• _Stored records_:
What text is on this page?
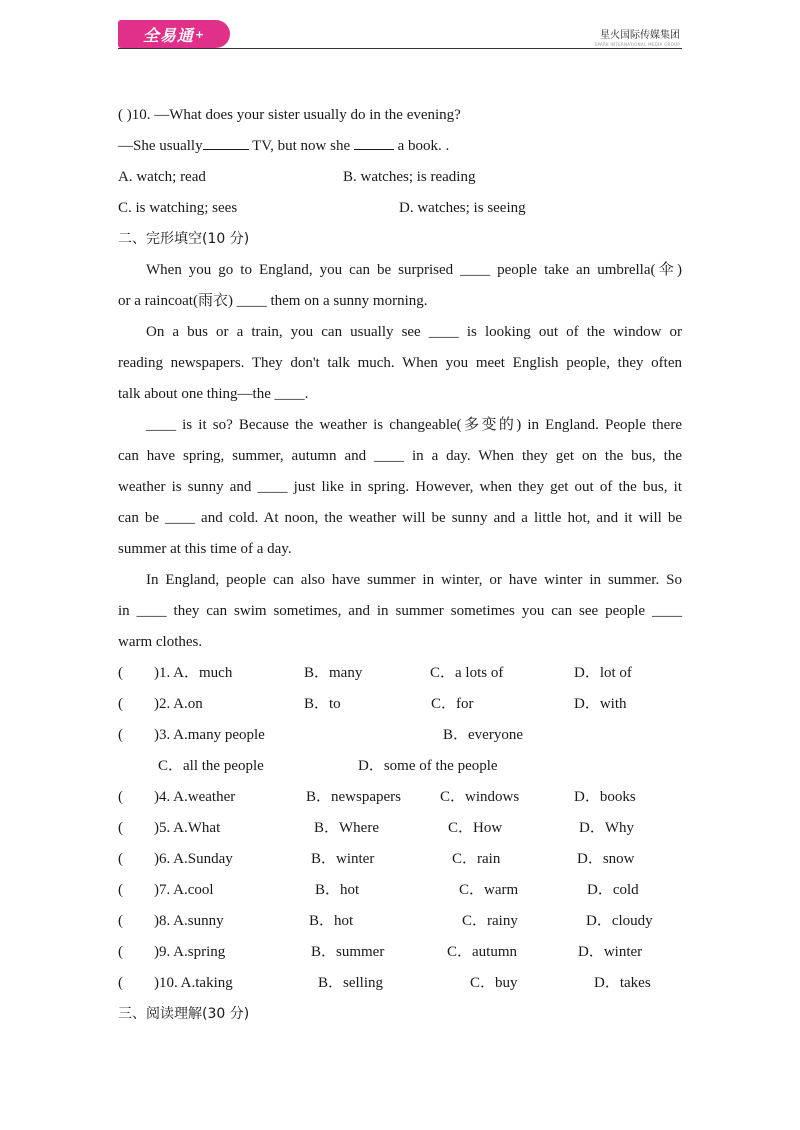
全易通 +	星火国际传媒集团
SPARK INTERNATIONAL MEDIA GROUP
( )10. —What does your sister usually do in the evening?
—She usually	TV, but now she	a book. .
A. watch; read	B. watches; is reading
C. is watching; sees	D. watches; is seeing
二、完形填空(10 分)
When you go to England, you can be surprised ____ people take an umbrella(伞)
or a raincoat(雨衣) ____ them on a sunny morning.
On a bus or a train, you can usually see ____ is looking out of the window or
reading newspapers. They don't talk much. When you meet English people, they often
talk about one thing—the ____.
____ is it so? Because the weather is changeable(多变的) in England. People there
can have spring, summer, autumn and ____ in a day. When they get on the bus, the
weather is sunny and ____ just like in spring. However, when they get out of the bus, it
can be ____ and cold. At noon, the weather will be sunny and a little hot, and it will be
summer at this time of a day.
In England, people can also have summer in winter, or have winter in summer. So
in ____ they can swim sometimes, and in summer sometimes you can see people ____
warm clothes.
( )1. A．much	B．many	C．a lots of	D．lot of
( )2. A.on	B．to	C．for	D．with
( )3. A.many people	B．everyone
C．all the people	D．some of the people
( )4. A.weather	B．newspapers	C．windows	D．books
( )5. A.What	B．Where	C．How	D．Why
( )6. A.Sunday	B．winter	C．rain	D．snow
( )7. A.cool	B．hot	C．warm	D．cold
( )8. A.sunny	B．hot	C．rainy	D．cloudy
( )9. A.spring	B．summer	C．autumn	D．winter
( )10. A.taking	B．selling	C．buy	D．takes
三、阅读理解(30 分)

---

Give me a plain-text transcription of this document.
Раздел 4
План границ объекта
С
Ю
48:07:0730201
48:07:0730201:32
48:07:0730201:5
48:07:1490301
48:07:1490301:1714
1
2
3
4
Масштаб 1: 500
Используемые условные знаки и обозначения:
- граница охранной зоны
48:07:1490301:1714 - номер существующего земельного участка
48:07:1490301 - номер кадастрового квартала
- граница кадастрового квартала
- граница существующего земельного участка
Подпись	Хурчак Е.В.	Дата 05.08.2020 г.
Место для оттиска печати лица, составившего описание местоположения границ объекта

• _Requirements_: Using the records given above, list every line that includes the word "квартала".

• _Task result_:
48:07:1490301 - номер кадастрового квартала
- граница кадастрового квартала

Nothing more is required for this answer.